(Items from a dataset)
::::

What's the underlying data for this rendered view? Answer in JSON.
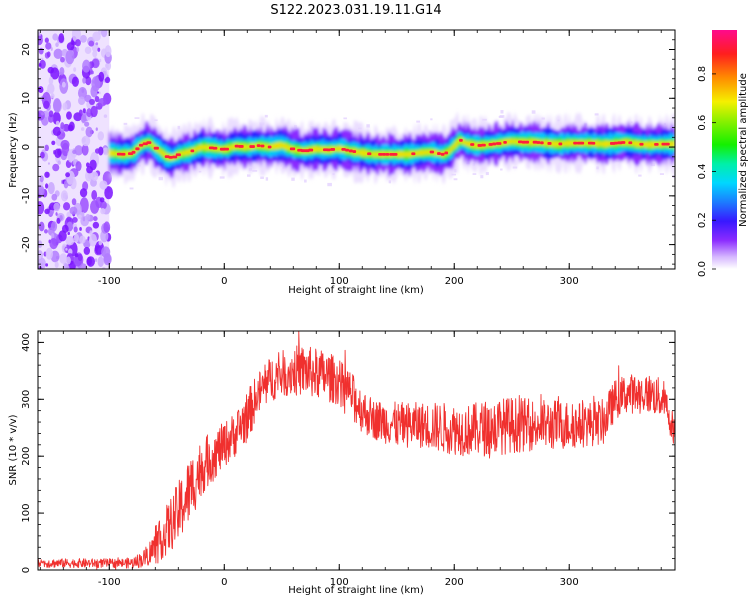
{
  "title": "S122.2023.031.19.11.G14",
  "chart_data": [
    {
      "type": "heatmap",
      "xlabel": "Height of straight line (km)",
      "ylabel": "Frequency (Hz)",
      "xlim": [
        -162,
        392
      ],
      "ylim": [
        -25,
        24
      ],
      "xticks": [
        -100,
        0,
        100,
        200,
        300
      ],
      "yticks": [
        20,
        10,
        0,
        -10,
        -20
      ],
      "colorbar": {
        "label": "Normalized spectral amplitude",
        "ticks": [
          "0.0",
          "0.2",
          "0.4",
          "0.6",
          "0.8"
        ],
        "tick_values": [
          0.0,
          0.2,
          0.4,
          0.6,
          0.8
        ],
        "range": [
          0,
          0.98
        ]
      },
      "noise_region_x": [
        -162,
        -100
      ],
      "ridge": {
        "x": [
          -100,
          -90,
          -80,
          -72,
          -65,
          -60,
          -55,
          -50,
          -45,
          -40,
          -30,
          -20,
          -10,
          0,
          10,
          20,
          30,
          40,
          50,
          60,
          70,
          80,
          90,
          100,
          110,
          120,
          130,
          140,
          150,
          160,
          170,
          180,
          190,
          195,
          200,
          205,
          210,
          220,
          230,
          240,
          250,
          260,
          270,
          280,
          290,
          300,
          310,
          320,
          330,
          340,
          350,
          360,
          370,
          380,
          392
        ],
        "freq": [
          -1.2,
          -1.5,
          -1.3,
          0.5,
          1.0,
          -0.2,
          -1.0,
          -2.0,
          -2.2,
          -1.5,
          -1.0,
          0.0,
          -0.2,
          -0.5,
          0.2,
          0.0,
          0.3,
          0.0,
          0.4,
          -0.5,
          -0.8,
          -0.4,
          -0.6,
          -0.3,
          -0.8,
          -1.2,
          -1.5,
          -1.5,
          -1.5,
          -1.5,
          -1.2,
          -1.0,
          -1.5,
          -1.0,
          0.2,
          1.5,
          0.8,
          0.3,
          0.5,
          0.8,
          1.2,
          1.0,
          1.0,
          0.8,
          0.6,
          0.8,
          0.8,
          0.8,
          0.6,
          0.8,
          1.0,
          0.6,
          0.5,
          0.6,
          0.6
        ]
      }
    },
    {
      "type": "line",
      "xlabel": "Height of straight line (km)",
      "ylabel": "SNR (10 * v/v)",
      "xlim": [
        -162,
        392
      ],
      "ylim": [
        0,
        420
      ],
      "xticks": [
        -100,
        0,
        100,
        200,
        300
      ],
      "yticks": [
        0,
        100,
        200,
        300,
        400
      ],
      "series": [
        {
          "color": "#f0302e",
          "x": [
            -162,
            -140,
            -120,
            -100,
            -90,
            -80,
            -70,
            -60,
            -50,
            -40,
            -30,
            -20,
            -10,
            0,
            10,
            20,
            30,
            40,
            50,
            60,
            70,
            80,
            90,
            100,
            110,
            120,
            130,
            150,
            170,
            190,
            210,
            230,
            250,
            270,
            290,
            310,
            330,
            340,
            350,
            370,
            382,
            392
          ],
          "mean": [
            12,
            12,
            12,
            12,
            12,
            12,
            20,
            40,
            70,
            100,
            140,
            180,
            200,
            220,
            240,
            270,
            310,
            335,
            345,
            350,
            350,
            345,
            340,
            330,
            310,
            280,
            265,
            255,
            255,
            250,
            245,
            250,
            255,
            255,
            255,
            255,
            260,
            300,
            310,
            310,
            300,
            240
          ],
          "amp": [
            8,
            8,
            8,
            8,
            8,
            10,
            15,
            30,
            45,
            55,
            60,
            50,
            45,
            40,
            40,
            45,
            40,
            40,
            40,
            45,
            45,
            45,
            45,
            40,
            40,
            40,
            35,
            40,
            40,
            45,
            45,
            50,
            50,
            45,
            45,
            40,
            40,
            35,
            35,
            35,
            35,
            25
          ]
        }
      ]
    }
  ]
}
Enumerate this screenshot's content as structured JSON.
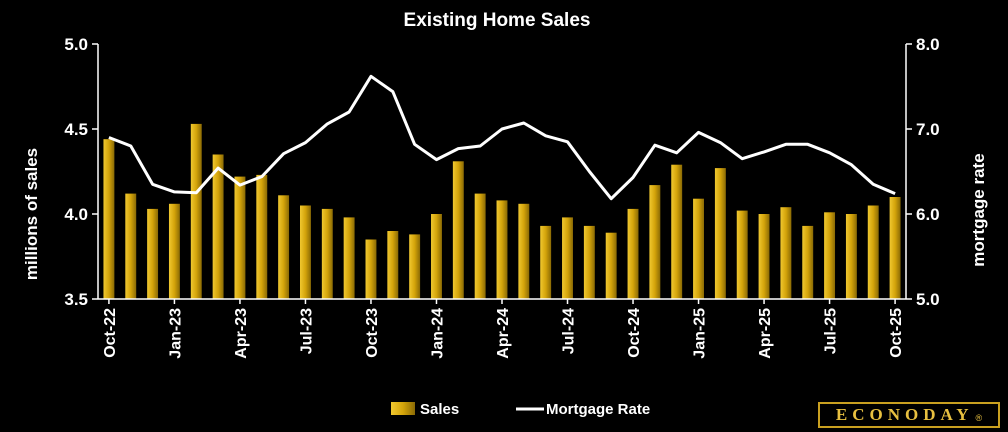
{
  "chart_data": {
    "type": "bar",
    "title": "Existing Home Sales",
    "ylabel": "millions of sales",
    "y2label": "mortgage rate",
    "ylim": [
      3.5,
      5.0
    ],
    "yticks": [
      "3.5",
      "4.0",
      "4.5",
      "5.0"
    ],
    "y2lim": [
      5.0,
      8.0
    ],
    "y2ticks": [
      "5.0",
      "6.0",
      "7.0",
      "8.0"
    ],
    "categories": [
      "Oct-22",
      "Nov-22",
      "Dec-22",
      "Jan-23",
      "Feb-23",
      "Mar-23",
      "Apr-23",
      "May-23",
      "Jun-23",
      "Jul-23",
      "Aug-23",
      "Sep-23",
      "Oct-23",
      "Nov-23",
      "Dec-23",
      "Jan-24",
      "Feb-24",
      "Mar-24",
      "Apr-24",
      "May-24",
      "Jun-24",
      "Jul-24",
      "Aug-24",
      "Sep-24",
      "Oct-24",
      "Nov-24",
      "Dec-24",
      "Jan-25",
      "Feb-25",
      "Mar-25",
      "Apr-25",
      "May-25",
      "Jun-25",
      "Jul-25",
      "Aug-25",
      "Sep-25",
      "Oct-25"
    ],
    "xtick_labels": [
      "Oct-22",
      "Jan-23",
      "Apr-23",
      "Jul-23",
      "Oct-23",
      "Jan-24",
      "Apr-24",
      "Jul-24",
      "Oct-24",
      "Jan-25",
      "Apr-25",
      "Jul-25",
      "Oct-25"
    ],
    "series": [
      {
        "name": "Sales",
        "kind": "bar",
        "axis": "left",
        "color": "#d4a40a",
        "values": [
          4.44,
          4.12,
          4.03,
          4.06,
          4.53,
          4.35,
          4.22,
          4.23,
          4.11,
          4.05,
          4.03,
          3.98,
          3.85,
          3.9,
          3.88,
          4.0,
          4.31,
          4.12,
          4.08,
          4.06,
          3.93,
          3.98,
          3.93,
          3.89,
          4.03,
          4.17,
          4.29,
          4.09,
          4.27,
          4.02,
          4.0,
          4.04,
          3.93,
          4.01,
          4.0,
          4.05,
          4.1
        ]
      },
      {
        "name": "Mortgage Rate",
        "kind": "line",
        "axis": "right",
        "color": "#ffffff",
        "values": [
          6.9,
          6.8,
          6.35,
          6.26,
          6.25,
          6.54,
          6.34,
          6.44,
          6.71,
          6.84,
          7.06,
          7.2,
          7.62,
          7.44,
          6.82,
          6.64,
          6.77,
          6.8,
          7.0,
          7.07,
          6.92,
          6.85,
          6.5,
          6.18,
          6.43,
          6.81,
          6.72,
          6.96,
          6.84,
          6.65,
          6.73,
          6.82,
          6.82,
          6.72,
          6.58,
          6.35,
          6.24
        ]
      }
    ],
    "legend_position": "bottom",
    "grid": false
  },
  "logo": {
    "text": "ECONODAY",
    "mark": "®"
  }
}
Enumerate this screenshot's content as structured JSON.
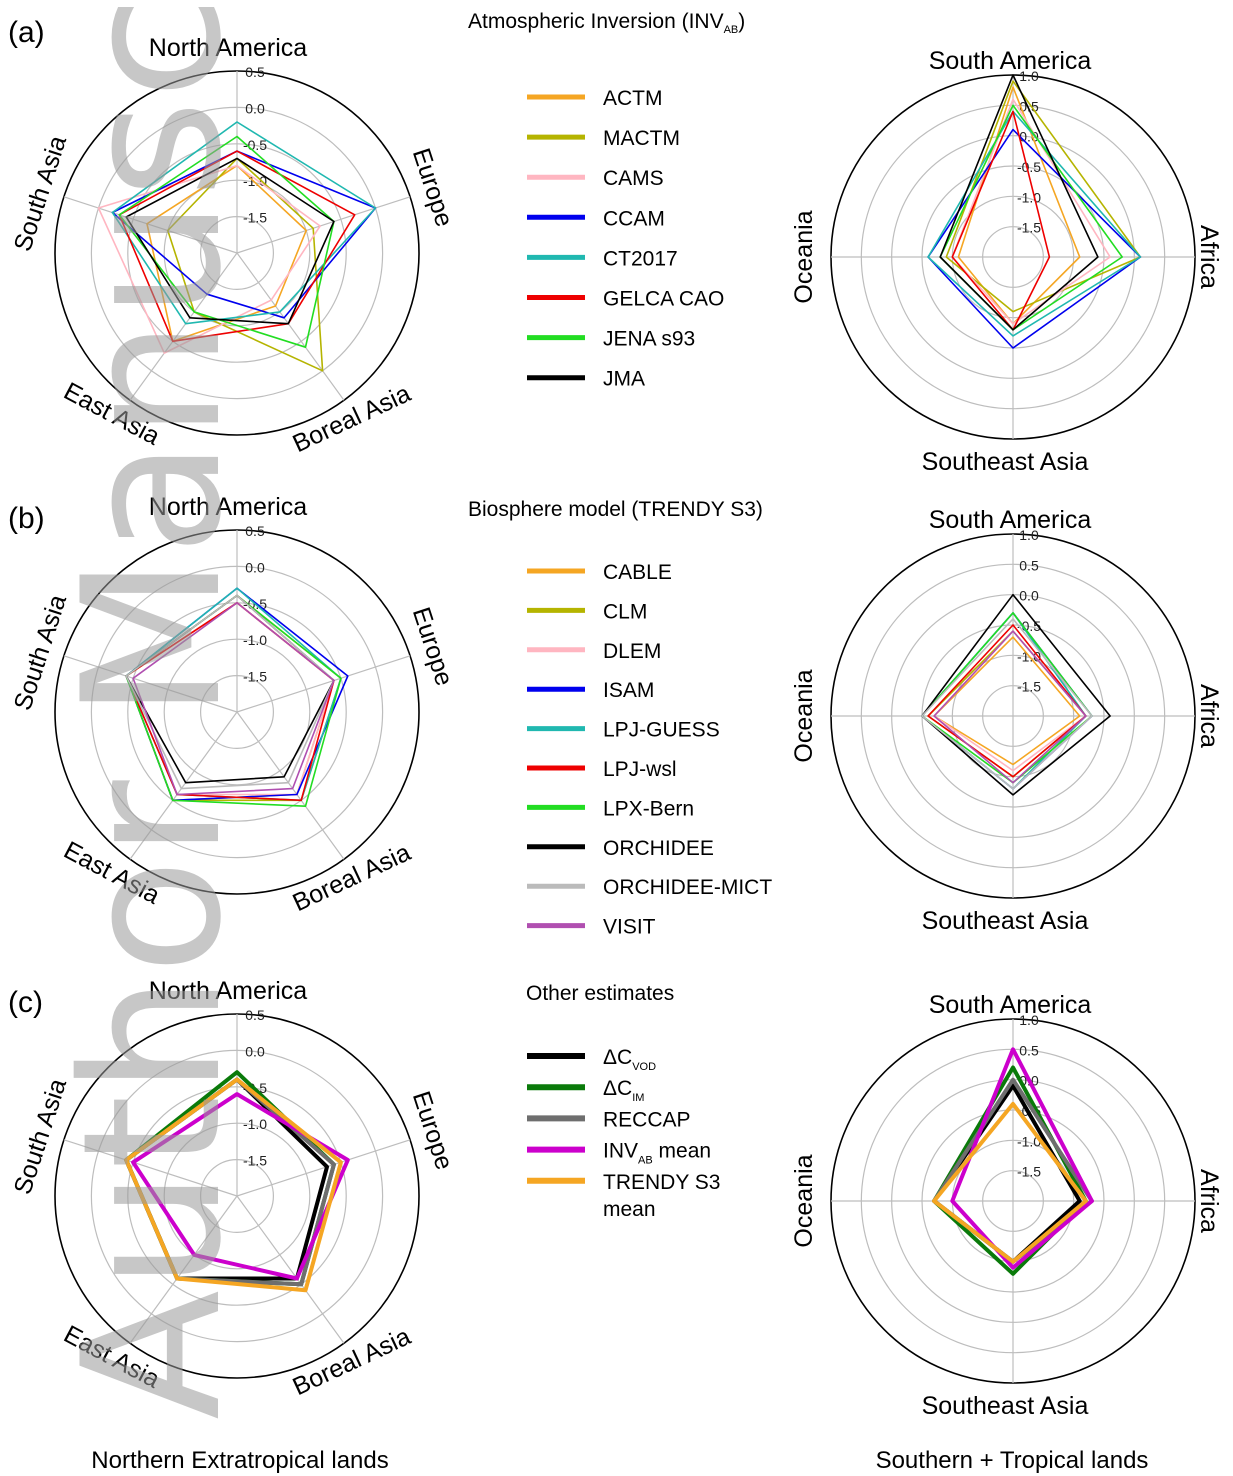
{
  "watermark": "Author Manuscript",
  "footer_left": "Northern Extratropical lands",
  "footer_right": "Southern + Tropical lands",
  "chart_data": [
    {
      "panel": "(a)",
      "legend_title": "Atmospheric Inversion (INV",
      "legend_title_sub": "AB",
      "legend_title_end": ")",
      "type": "radar",
      "ticks": [
        "0.5",
        "0.0",
        "-0.5",
        "-1.0",
        "-1.5"
      ],
      "north_axes": [
        "North America",
        "Europe",
        "Boreal Asia",
        "East Asia",
        "South Asia"
      ],
      "north_range": [
        -2.0,
        0.5
      ],
      "south_axes": [
        "South America",
        "Africa",
        "Southeast Asia",
        "Oceania"
      ],
      "south_ticks": [
        "1.0",
        "0.5",
        "0.0",
        "-0.5",
        "-1.0",
        "-1.5"
      ],
      "south_range": [
        -2.0,
        1.0
      ],
      "series": [
        {
          "name": "ACTM",
          "color": "#f5a623",
          "north": [
            -0.8,
            -1.0,
            -1.1,
            -0.5,
            -0.7
          ],
          "south": [
            0.8,
            -0.9,
            -0.9,
            -1.1
          ]
        },
        {
          "name": "MACTM",
          "color": "#b5b400",
          "north": [
            -0.7,
            -0.9,
            0.0,
            -1.0,
            -1.0
          ],
          "south": [
            0.9,
            0.1,
            -1.1,
            -0.9
          ]
        },
        {
          "name": "CAMS",
          "color": "#ffb6c1",
          "north": [
            -0.8,
            -0.8,
            -1.2,
            -0.3,
            0.0
          ],
          "south": [
            0.6,
            -0.4,
            -0.9,
            -1.0
          ]
        },
        {
          "name": "CCAM",
          "color": "#0000ee",
          "north": [
            -0.6,
            0.0,
            -0.9,
            -1.3,
            -0.2
          ],
          "south": [
            0.1,
            0.1,
            -0.5,
            -0.6
          ]
        },
        {
          "name": "CT2017",
          "color": "#20b8b0",
          "north": [
            -0.2,
            0.0,
            -1.0,
            -0.8,
            -0.2
          ],
          "south": [
            0.4,
            0.1,
            -0.7,
            -0.6
          ]
        },
        {
          "name": "GELCA CAO",
          "color": "#ee0000",
          "north": [
            -0.6,
            -0.3,
            -0.8,
            -0.5,
            -0.3
          ],
          "south": [
            0.4,
            -1.4,
            -0.8,
            -1.0
          ]
        },
        {
          "name": "JENA s93",
          "color": "#22dd22",
          "north": [
            -0.4,
            -0.6,
            -0.4,
            -1.0,
            -0.3
          ],
          "south": [
            0.5,
            -0.2,
            -0.8,
            -0.8
          ]
        },
        {
          "name": "JMA",
          "color": "#000000",
          "north": [
            -0.7,
            -0.6,
            -0.8,
            -0.9,
            -0.4
          ],
          "south": [
            1.0,
            -0.6,
            -0.8,
            -0.8
          ]
        }
      ]
    },
    {
      "panel": "(b)",
      "legend_title": "Biosphere model (TRENDY S3)",
      "type": "radar",
      "ticks": [
        "0.5",
        "0.0",
        "-0.5",
        "-1.0",
        "-1.5"
      ],
      "north_axes": [
        "North America",
        "Europe",
        "Boreal Asia",
        "East Asia",
        "South Asia"
      ],
      "north_range": [
        -2.0,
        0.5
      ],
      "south_axes": [
        "South America",
        "Africa",
        "Southeast Asia",
        "Oceania"
      ],
      "south_ticks": [
        "1.0",
        "0.5",
        "0.0",
        "-0.5",
        "-1.0",
        "-1.5"
      ],
      "south_range": [
        -2.0,
        1.0
      ],
      "series": [
        {
          "name": "CABLE",
          "color": "#f5a623",
          "north": [
            -0.5,
            -0.6,
            -0.6,
            -0.5,
            -0.4
          ],
          "south": [
            -0.7,
            -0.9,
            -1.2,
            -0.7
          ]
        },
        {
          "name": "CLM",
          "color": "#b5b400",
          "north": [
            -0.4,
            -0.5,
            -0.5,
            -0.5,
            -0.4
          ],
          "south": [
            -0.6,
            -0.8,
            -1.0,
            -0.6
          ]
        },
        {
          "name": "DLEM",
          "color": "#ffb6c1",
          "north": [
            -0.5,
            -0.6,
            -0.6,
            -0.6,
            -0.4
          ],
          "south": [
            -0.6,
            -0.8,
            -1.1,
            -0.7
          ]
        },
        {
          "name": "ISAM",
          "color": "#0000ee",
          "north": [
            -0.3,
            -0.4,
            -0.6,
            -0.5,
            -0.4
          ],
          "south": [
            -0.3,
            -0.7,
            -0.8,
            -0.5
          ]
        },
        {
          "name": "LPJ-GUESS",
          "color": "#20b8b0",
          "north": [
            -0.3,
            -0.5,
            -0.5,
            -0.6,
            -0.4
          ],
          "south": [
            -0.3,
            -0.8,
            -0.8,
            -0.5
          ]
        },
        {
          "name": "LPJ-wsl",
          "color": "#ee0000",
          "north": [
            -0.5,
            -0.6,
            -0.5,
            -0.6,
            -0.4
          ],
          "south": [
            -0.5,
            -0.8,
            -1.0,
            -0.6
          ]
        },
        {
          "name": "LPX-Bern",
          "color": "#22dd22",
          "north": [
            -0.4,
            -0.5,
            -0.4,
            -0.5,
            -0.4
          ],
          "south": [
            -0.3,
            -0.7,
            -0.9,
            -0.5
          ]
        },
        {
          "name": "ORCHIDEE",
          "color": "#000000",
          "north": [
            -0.4,
            -0.6,
            -0.9,
            -0.8,
            -0.4
          ],
          "south": [
            0.0,
            -0.4,
            -0.7,
            -0.5
          ]
        },
        {
          "name": "ORCHIDEE-MICT",
          "color": "#bbbbbb",
          "north": [
            -0.4,
            -0.6,
            -0.8,
            -0.7,
            -0.4
          ],
          "south": [
            -0.4,
            -0.7,
            -0.8,
            -0.5
          ]
        },
        {
          "name": "VISIT",
          "color": "#b04fb0",
          "north": [
            -0.5,
            -0.6,
            -0.7,
            -0.6,
            -0.5
          ],
          "south": [
            -0.6,
            -0.8,
            -0.9,
            -0.7
          ]
        }
      ]
    },
    {
      "panel": "(c)",
      "legend_title": "Other estimates",
      "type": "radar",
      "ticks": [
        "0.5",
        "0.0",
        "-0.5",
        "-1.0",
        "-1.5"
      ],
      "north_axes": [
        "North America",
        "Europe",
        "Boreal Asia",
        "East Asia",
        "South Asia"
      ],
      "north_range": [
        -2.0,
        0.5
      ],
      "south_axes": [
        "South America",
        "Africa",
        "Southeast Asia",
        "Oceania"
      ],
      "south_ticks": [
        "1.0",
        "0.5",
        "0.0",
        "-0.5",
        "-1.0",
        "-1.5"
      ],
      "south_range": [
        -2.0,
        1.0
      ],
      "series": [
        {
          "name": "ΔC",
          "name_sub": "VOD",
          "color": "#000000",
          "north": [
            -0.4,
            -0.7,
            -0.6,
            -0.6,
            -0.4
          ],
          "south": [
            -0.1,
            -0.9,
            -1.0,
            -0.7
          ]
        },
        {
          "name": "ΔC",
          "name_sub": "IM",
          "color": "#0a7a0a",
          "north": [
            -0.3,
            -0.6,
            -0.5,
            -0.6,
            -0.4
          ],
          "south": [
            0.2,
            -0.8,
            -0.8,
            -0.7
          ]
        },
        {
          "name": "RECCAP",
          "color": "#6e6e6e",
          "north": [
            -0.4,
            -0.6,
            -0.5,
            -0.6,
            -0.4
          ],
          "south": [
            0.0,
            -0.7,
            -1.0,
            -0.7
          ]
        },
        {
          "name": "INV",
          "name_sub": "AB",
          "name_end": " mean",
          "color": "#cc00cc",
          "north": [
            -0.6,
            -0.4,
            -0.6,
            -1.0,
            -0.5
          ],
          "south": [
            0.5,
            -0.7,
            -0.9,
            -1.0
          ]
        },
        {
          "name": "TRENDY S3",
          "name_line2": "mean",
          "color": "#f5a623",
          "north": [
            -0.4,
            -0.5,
            -0.4,
            -0.6,
            -0.4
          ],
          "south": [
            -0.4,
            -0.8,
            -1.0,
            -0.7
          ]
        }
      ]
    }
  ]
}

::::

Nothing but a number is needed here: how many lines hold the string "TRENDY"?

2